## TASK TO CARRY OUT
In the copy, include every entry exactly but none of the pictures.

(Saved entries)
○ ○ ○ ○
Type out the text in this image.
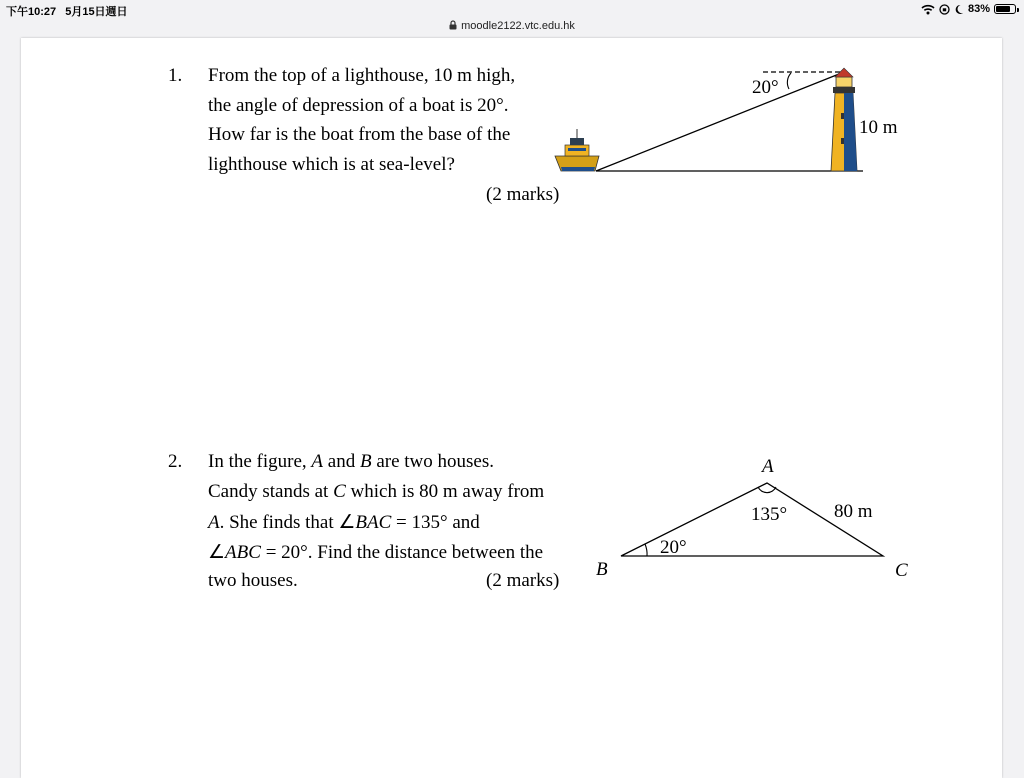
下午10:27 5月15日週日	83%
moodle2122.vtc.edu.hk
1. From the top of a lighthouse, 10 m high,
the angle of depression of a boat is 20°.
How far is the boat from the base of the
lighthouse which is at sea-level?
(2 marks)
20°
10 m
2. In the figure, A and B are two houses.
Candy stands at C which is 80 m away from
A. She finds that ∠BAC = 135° and
∠ABC = 20°. Find the distance between the
two houses.	(2 marks)
A
B	C
135°
20°
80 m
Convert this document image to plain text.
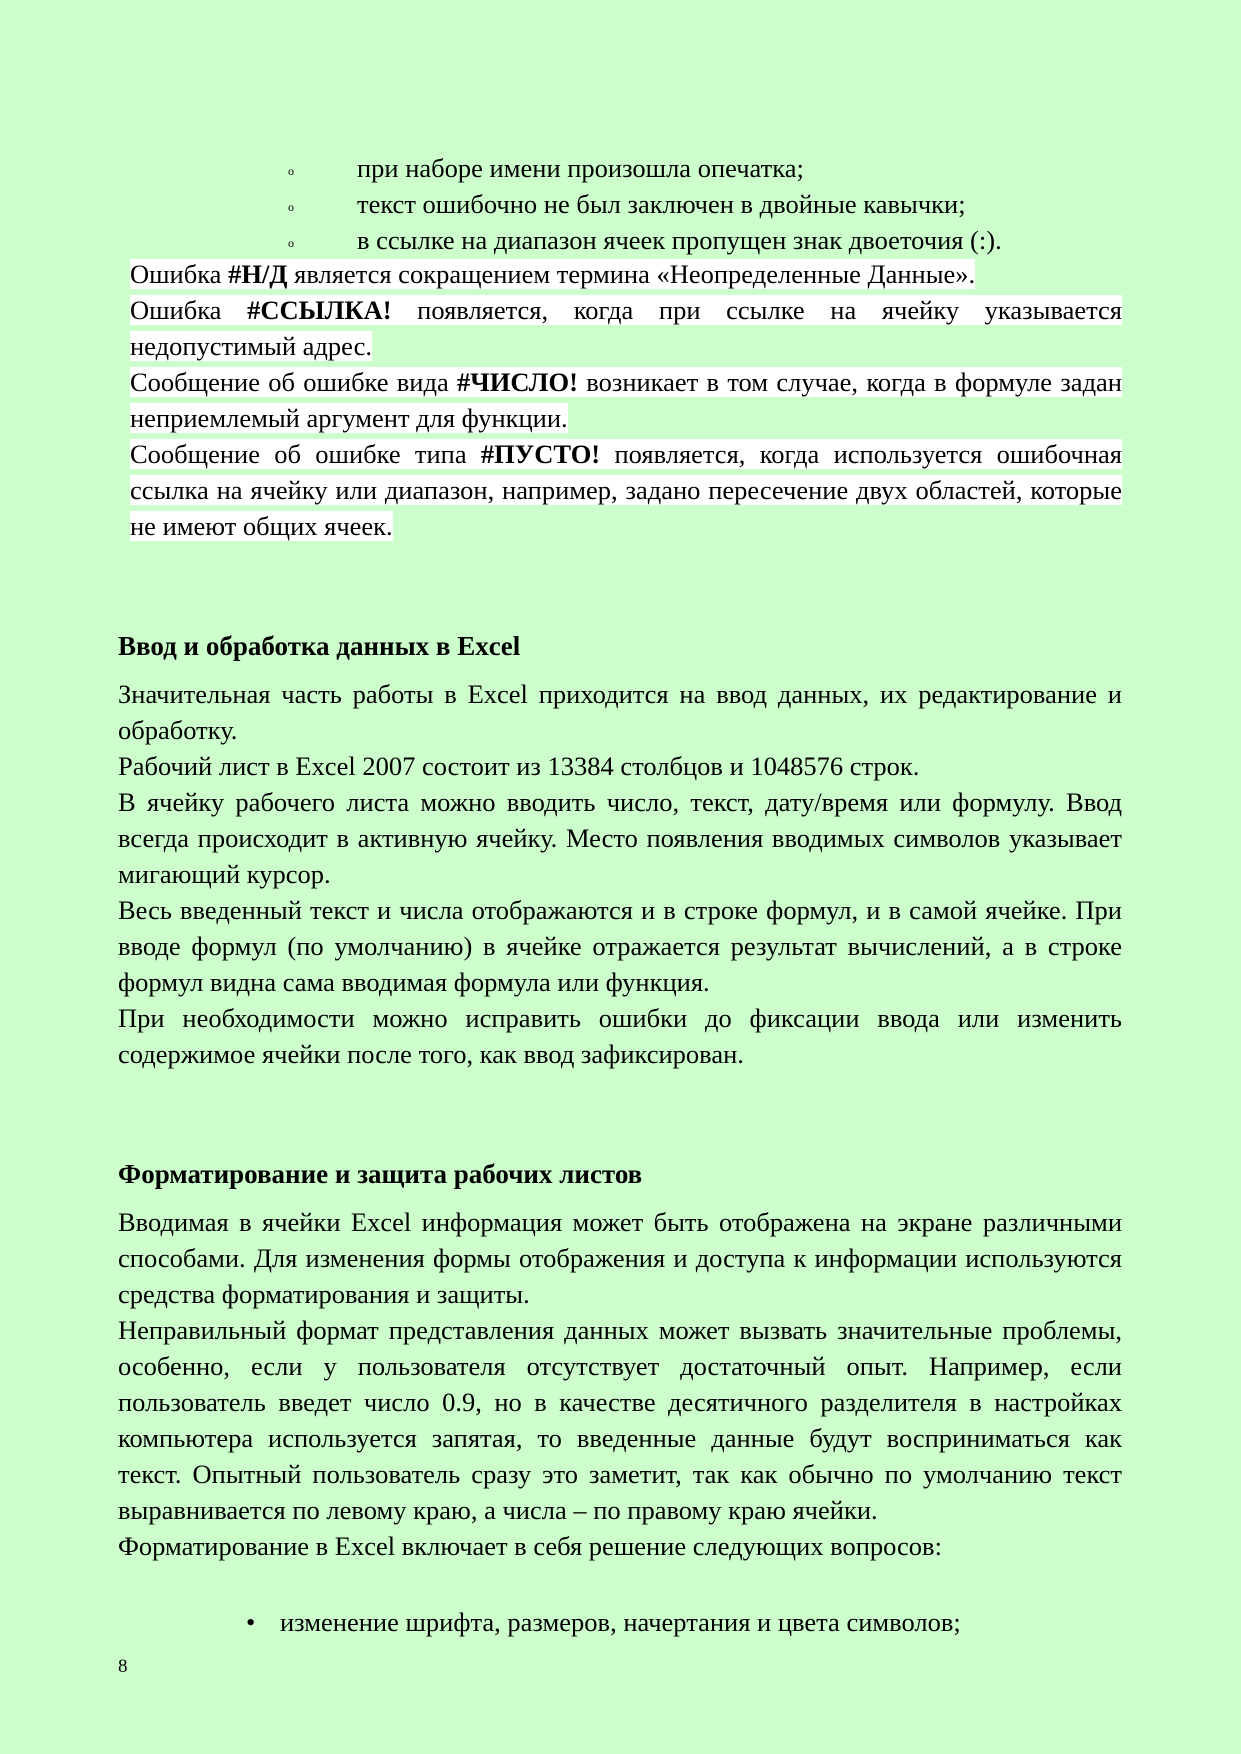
o при наборе имени произошла опечатка;
o текст ошибочно не был заключен в двойные кавычки;
o в ссылке на диапазон ячеек пропущен знак двоеточия (:).

Ошибка #Н/Д является сокращением термина «Неопределенные Данные».

Ошибка #ССЫЛКА! появляется, когда при ссылке на ячейку указывается недопустимый адрес.

Сообщение об ошибке вида #ЧИСЛО! возникает в том случае, когда в формуле задан неприемлемый аргумент для функции.

Сообщение об ошибке типа #ПУСТО! появляется, когда используется ошибочная ссылка на ячейку или диапазон, например, задано пересечение двух областей, которые не имеют общих ячеек.

Ввод и обработка данных в Excel

Значительная часть работы в Excel приходится на ввод данных, их редактирование и обработку.

Рабочий лист в Excel 2007 состоит из 13384 столбцов и 1048576 строк.

В ячейку рабочего листа можно вводить число, текст, дату/время или формулу. Ввод всегда происходит в активную ячейку. Место появления вводимых символов указывает мигающий курсор.

Весь введенный текст и числа отображаются и в строке формул, и в самой ячейке. При вводе формул (по умолчанию) в ячейке отражается результат вычислений, а в строке формул видна сама вводимая формула или функция.

При необходимости можно исправить ошибки до фиксации ввода или изменить содержимое ячейки после того, как ввод зафиксирован.

Форматирование и защита рабочих листов

Вводимая в ячейки Excel информация может быть отображена на экране различными способами. Для изменения формы отображения и доступа к информации используются средства форматирования и защиты.

Неправильный формат представления данных может вызвать значительные проблемы, особенно, если у пользователя отсутствует достаточный опыт. Например, если пользователь введет число 0.9, но в качестве десятичного разделителя в настройках компьютера используется запятая, то введенные данные будут восприниматься как текст. Опытный пользователь сразу это заметит, так как обычно по умолчанию текст выравнивается по левому краю, а числа – по правому краю ячейки.

Форматирование в Excel включает в себя решение следующих вопросов:

• изменение шрифта, размеров, начертания и цвета символов;
8
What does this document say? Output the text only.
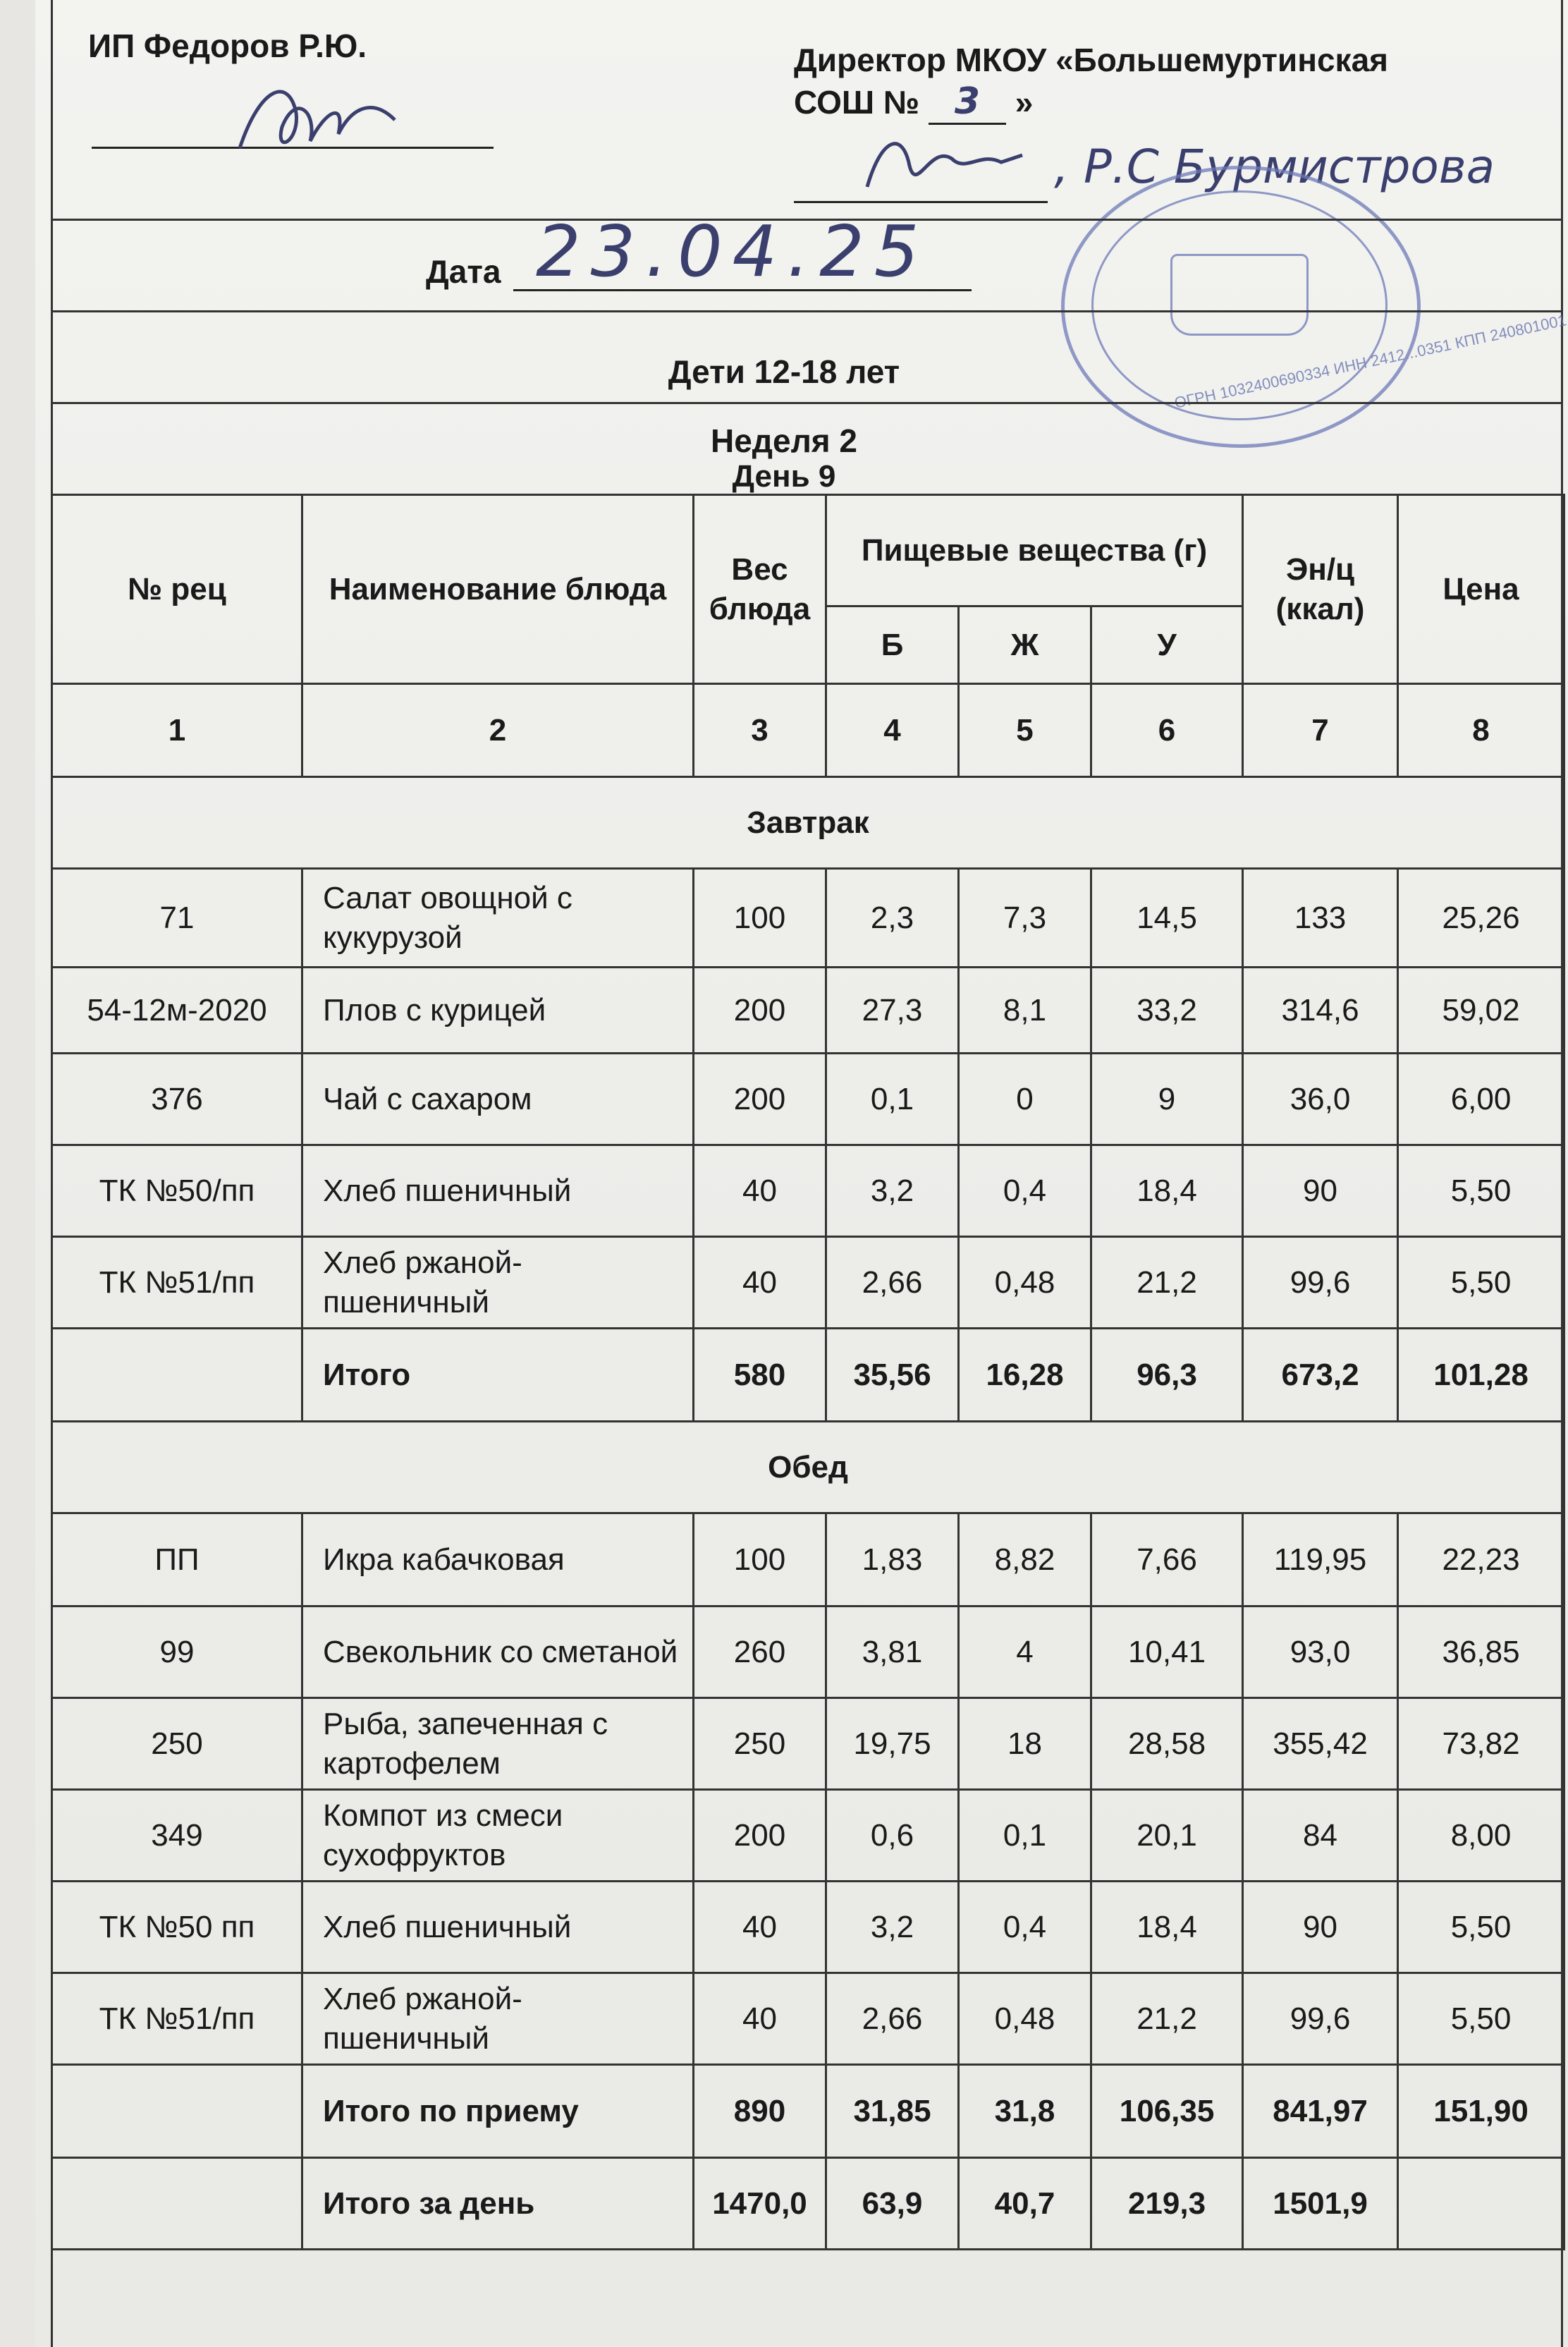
ИП Федоров Р.Ю.	Директор МКОУ «Большемуртинская
СОШ № 3 »
, Р.С Бурмистрова
ОГРН 1032400690334 ИНН 2412...0351 КПП 240801001
Дата 23.04.25
Дети 12-18 лет
Неделя 2
День 9
№ рец	Наименование блюда	Вес блюда	Пищевые вещества (г)			Эн/ц (ккал)	Цена
			Б	Ж	У		
1	2	3	4	5	6	7	8
Завтрак							
71	Салат овощной с кукурузой	100	2,3	7,3	14,5	133	25,26
54-12м-2020	Плов с курицей	200	27,3	8,1	33,2	314,6	59,02
376	Чай с сахаром	200	0,1	0	9	36,0	6,00
ТК №50/пп	Хлеб пшеничный	40	3,2	0,4	18,4	90	5,50
ТК №51/пп	Хлеб ржаной-пшеничный	40	2,66	0,48	21,2	99,6	5,50
	Итого	580	35,56	16,28	96,3	673,2	101,28
Обед							
ПП	Икра кабачковая	100	1,83	8,82	7,66	119,95	22,23
99	Свекольник со сметаной	260	3,81	4	10,41	93,0	36,85
250	Рыба, запеченная с картофелем	250	19,75	18	28,58	355,42	73,82
349	Компот из смеси сухофруктов	200	0,6	0,1	20,1	84	8,00
ТК №50 пп	Хлеб пшеничный	40	3,2	0,4	18,4	90	5,50
ТК №51/пп	Хлеб ржаной-пшеничный	40	2,66	0,48	21,2	99,6	5,50
	Итого по приему	890	31,85	31,8	106,35	841,97	151,90
	Итого за день	1470,0	63,9	40,7	219,3	1501,9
○ ○ ○ ○
## COMPLETED EXERCISE
Type out the text in this image.
下午10:27 5月15日週日	83%
moodle2122.vtc.edu.hk
1. From the top of a lighthouse, 10 m high,
the angle of depression of a boat is 20°.
How far is the boat from the base of the
lighthouse which is at sea-level?
(2 marks)
20°
10 m
2. In the figure, A and B are two houses.
Candy stands at C which is 80 m away from
A. She finds that ∠BAC = 135° and
∠ABC = 20°. Find the distance between the
two houses.	(2 marks)
A
B	C
135°
20°
80 m
Convert this document image to plain text.
o при наборе имени произошла опечатка;
o текст ошибочно не был заключен в двойные кавычки;
o в ссылке на диапазон ячеек пропущен знак двоеточия (:).

Ошибка #Н/Д является сокращением термина «Неопределенные Данные».

Ошибка #ССЫЛКА! появляется, когда при ссылке на ячейку указывается недопустимый адрес.

Сообщение об ошибке вида #ЧИСЛО! возникает в том случае, когда в формуле задан неприемлемый аргумент для функции.

Сообщение об ошибке типа #ПУСТО! появляется, когда используется ошибочная ссылка на ячейку или диапазон, например, задано пересечение двух областей, которые не имеют общих ячеек.

Ввод и обработка данных в Excel

Значительная часть работы в Excel приходится на ввод данных, их редактирование и обработку.

Рабочий лист в Excel 2007 состоит из 13384 столбцов и 1048576 строк.

В ячейку рабочего листа можно вводить число, текст, дату/время или формулу. Ввод всегда происходит в активную ячейку. Место появления вводимых символов указывает мигающий курсор.

Весь введенный текст и числа отображаются и в строке формул, и в самой ячейке. При вводе формул (по умолчанию) в ячейке отражается результат вычислений, а в строке формул видна сама вводимая формула или функция.

При необходимости можно исправить ошибки до фиксации ввода или изменить содержимое ячейки после того, как ввод зафиксирован.

Форматирование и защита рабочих листов

Вводимая в ячейки Excel информация может быть отображена на экране различными способами. Для изменения формы отображения и доступа к информации используются средства форматирования и защиты.

Неправильный формат представления данных может вызвать значительные проблемы, особенно, если у пользователя отсутствует достаточный опыт. Например, если пользователь введет число 0.9, но в качестве десятичного разделителя в настройках компьютера используется запятая, то введенные данные будут восприниматься как текст. Опытный пользователь сразу это заметит, так как обычно по умолчанию текст выравнивается по левому краю, а числа – по правому краю ячейки.

Форматирование в Excel включает в себя решение следующих вопросов:

• изменение шрифта, размеров, начертания и цвета символов;
8
What does this document say? Output the text only.
ИП Федоров Р.Ю.	Директор МКОУ «Большемуртинская
СОШ № 3 »
, Р.С Бурмистрова
ОГРН 1032400690334 ИНН 2412...0351 КПП 240801001
Дата 23.04.25
Дети 12-18 лет
Неделя 2
День 9
№ рец	Наименование блюда	Вес блюда	Пищевые вещества (г)			Эн/ц (ккал)	Цена
			Б	Ж	У		
1	2	3	4	5	6	7	8
Завтрак							
71	Салат овощной с кукурузой	100	2,3	7,3	14,5	133	25,26
54-12м-2020	Плов с курицей	200	27,3	8,1	33,2	314,6	59,02
376	Чай с сахаром	200	0,1	0	9	36,0	6,00
ТК №50/пп	Хлеб пшеничный	40	3,2	0,4	18,4	90	5,50
ТК №51/пп	Хлеб ржаной-пшеничный	40	2,66	0,48	21,2	99,6	5,50
	Итого	580	35,56	16,28	96,3	673,2	101,28
Обед							
ПП	Икра кабачковая	100	1,83	8,82	7,66	119,95	22,23
99	Свекольник со сметаной	260	3,81	4	10,41	93,0	36,85
250	Рыба, запеченная с картофелем	250	19,75	18	28,58	355,42	73,82
349	Компот из смеси сухофруктов	200	0,6	0,1	20,1	84	8,00
ТК №50 пп	Хлеб пшеничный	40	3,2	0,4	18,4	90	5,50
ТК №51/пп	Хлеб ржаной-пшеничный	40	2,66	0,48	21,2	99,6	5,50
	Итого по приему	890	31,85	31,8	106,35	841,97	151,90
	Итого за день	1470,0	63,9	40,7	219,3	1501,9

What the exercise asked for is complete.